• [Given instruction]:
Write out the data below exactly as given, without any of its pictures.
━━━━━ Records for the task
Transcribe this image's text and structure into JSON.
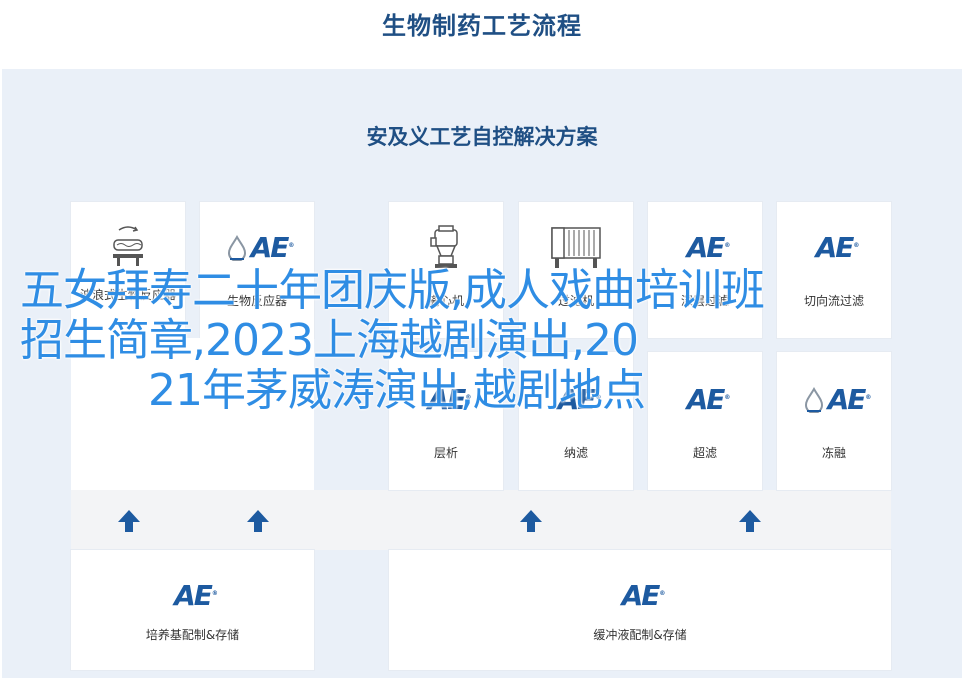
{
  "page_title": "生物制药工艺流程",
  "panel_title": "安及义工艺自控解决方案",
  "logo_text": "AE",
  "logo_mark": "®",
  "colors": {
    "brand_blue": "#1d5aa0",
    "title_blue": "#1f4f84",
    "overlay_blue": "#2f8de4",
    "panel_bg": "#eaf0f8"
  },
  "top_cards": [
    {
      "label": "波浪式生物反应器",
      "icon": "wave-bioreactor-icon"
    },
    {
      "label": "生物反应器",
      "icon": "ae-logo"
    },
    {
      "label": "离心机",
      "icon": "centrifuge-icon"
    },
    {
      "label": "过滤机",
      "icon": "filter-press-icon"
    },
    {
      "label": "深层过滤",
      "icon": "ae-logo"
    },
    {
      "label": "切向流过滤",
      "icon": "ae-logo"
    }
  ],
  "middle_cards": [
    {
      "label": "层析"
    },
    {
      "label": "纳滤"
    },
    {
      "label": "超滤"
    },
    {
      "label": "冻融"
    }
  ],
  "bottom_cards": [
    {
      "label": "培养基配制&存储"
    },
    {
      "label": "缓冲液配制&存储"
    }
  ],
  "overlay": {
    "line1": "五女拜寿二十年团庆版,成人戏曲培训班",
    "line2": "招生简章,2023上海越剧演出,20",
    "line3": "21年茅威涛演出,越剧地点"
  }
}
━━━━━━━━━━
• [Exercise response]:
Transcribe this image's text and structure into JSON.
{
  "page_title": "生物制药工艺流程",
  "panel_title": "安及义工艺自控解决方案",
  "logo_text": "AE",
  "logo_mark": "®",
  "colors": {
    "brand_blue": "#1d5aa0",
    "title_blue": "#1f4f84",
    "overlay_blue": "#2f8de4",
    "panel_bg": "#eaf0f8"
  },
  "top_cards": [
    {
      "label": "波浪式生物反应器",
      "icon": "wave-bioreactor-icon"
    },
    {
      "label": "生物反应器",
      "icon": "ae-logo"
    },
    {
      "label": "离心机",
      "icon": "centrifuge-icon"
    },
    {
      "label": "过滤机",
      "icon": "filter-press-icon"
    },
    {
      "label": "深层过滤",
      "icon": "ae-logo"
    },
    {
      "label": "切向流过滤",
      "icon": "ae-logo"
    }
  ],
  "middle_cards": [
    {
      "label": "层析"
    },
    {
      "label": "纳滤"
    },
    {
      "label": "超滤"
    },
    {
      "label": "冻融"
    }
  ],
  "bottom_cards": [
    {
      "label": "培养基配制&存储"
    },
    {
      "label": "缓冲液配制&存储"
    }
  ],
  "overlay": {
    "line1": "五女拜寿二十年团庆版,成人戏曲培训班",
    "line2": "招生简章,2023上海越剧演出,20",
    "line3": "21年茅威涛演出,越剧地点"
  }
}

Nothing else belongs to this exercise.